**GIVEN INSTRUCTION**
Retype the records that come next, word for word.

**EXERCISE INPUT**
=-=-=
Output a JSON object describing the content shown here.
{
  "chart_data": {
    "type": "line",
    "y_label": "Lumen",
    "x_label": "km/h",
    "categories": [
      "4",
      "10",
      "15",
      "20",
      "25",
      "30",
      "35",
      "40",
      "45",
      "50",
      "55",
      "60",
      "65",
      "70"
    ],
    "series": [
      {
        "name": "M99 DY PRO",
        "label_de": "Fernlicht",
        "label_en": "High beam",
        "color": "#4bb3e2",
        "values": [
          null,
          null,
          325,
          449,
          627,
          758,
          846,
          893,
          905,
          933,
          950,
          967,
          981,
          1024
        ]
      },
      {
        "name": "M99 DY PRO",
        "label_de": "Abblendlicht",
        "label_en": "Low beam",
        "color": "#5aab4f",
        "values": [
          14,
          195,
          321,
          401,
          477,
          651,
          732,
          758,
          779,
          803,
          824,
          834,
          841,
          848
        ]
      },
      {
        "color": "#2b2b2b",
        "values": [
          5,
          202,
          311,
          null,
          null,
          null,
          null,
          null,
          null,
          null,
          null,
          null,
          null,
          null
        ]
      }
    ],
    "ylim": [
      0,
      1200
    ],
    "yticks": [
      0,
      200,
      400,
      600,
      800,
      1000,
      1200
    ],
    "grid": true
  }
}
=-=-=
**THE REPLY**
Output a JSON object describing the content shown here.
{
  "chart_data": {
    "type": "line",
    "y_label": "Lumen",
    "x_label": "km/h",
    "categories": [
      "4",
      "10",
      "15",
      "20",
      "25",
      "30",
      "35",
      "40",
      "45",
      "50",
      "55",
      "60",
      "65",
      "70"
    ],
    "series": [
      {
        "name": "M99 DY PRO",
        "label_de": "Fernlicht",
        "label_en": "High beam",
        "color": "#4bb3e2",
        "values": [
          null,
          null,
          325,
          449,
          627,
          758,
          846,
          893,
          905,
          933,
          950,
          967,
          981,
          1024
        ]
      },
      {
        "name": "M99 DY PRO",
        "label_de": "Abblendlicht",
        "label_en": "Low beam",
        "color": "#5aab4f",
        "values": [
          14,
          195,
          321,
          401,
          477,
          651,
          732,
          758,
          779,
          803,
          824,
          834,
          841,
          848
        ]
      },
      {
        "color": "#2b2b2b",
        "values": [
          5,
          202,
          311,
          null,
          null,
          null,
          null,
          null,
          null,
          null,
          null,
          null,
          null,
          null
        ]
      }
    ],
    "ylim": [
      0,
      1200
    ],
    "yticks": [
      0,
      200,
      400,
      600,
      800,
      1000,
      1200
    ],
    "grid": true
  }
}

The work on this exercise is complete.